**Short problem:** Pull out each line of the data that includes the word "夜间飞行的秘密".

**Material provided:**
============
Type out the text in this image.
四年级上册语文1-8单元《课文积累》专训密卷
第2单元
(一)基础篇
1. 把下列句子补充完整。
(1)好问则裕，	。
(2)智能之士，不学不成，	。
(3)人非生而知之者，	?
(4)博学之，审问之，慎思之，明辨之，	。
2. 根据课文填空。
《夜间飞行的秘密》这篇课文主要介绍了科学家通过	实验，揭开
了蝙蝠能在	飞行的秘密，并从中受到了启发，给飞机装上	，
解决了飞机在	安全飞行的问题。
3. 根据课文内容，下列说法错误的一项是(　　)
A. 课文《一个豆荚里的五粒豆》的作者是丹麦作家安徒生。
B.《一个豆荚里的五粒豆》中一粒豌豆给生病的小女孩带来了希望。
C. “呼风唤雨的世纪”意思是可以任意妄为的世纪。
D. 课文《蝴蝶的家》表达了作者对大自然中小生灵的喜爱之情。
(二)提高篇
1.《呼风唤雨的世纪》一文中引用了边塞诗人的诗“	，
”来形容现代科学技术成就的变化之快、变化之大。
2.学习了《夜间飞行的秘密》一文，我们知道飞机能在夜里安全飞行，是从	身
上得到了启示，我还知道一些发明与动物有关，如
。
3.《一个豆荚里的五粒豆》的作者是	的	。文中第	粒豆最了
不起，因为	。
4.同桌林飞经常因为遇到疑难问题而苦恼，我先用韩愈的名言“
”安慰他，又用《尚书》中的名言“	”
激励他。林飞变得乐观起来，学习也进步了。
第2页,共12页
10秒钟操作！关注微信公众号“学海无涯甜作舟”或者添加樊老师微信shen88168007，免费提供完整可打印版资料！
============
**Solution to the exercise:**
《夜间飞行的秘密》这篇课文主要介绍了科学家通过	实验，揭开
2.学习了《夜间飞行的秘密》一文，我们知道飞机能在夜里安全飞行，是从	身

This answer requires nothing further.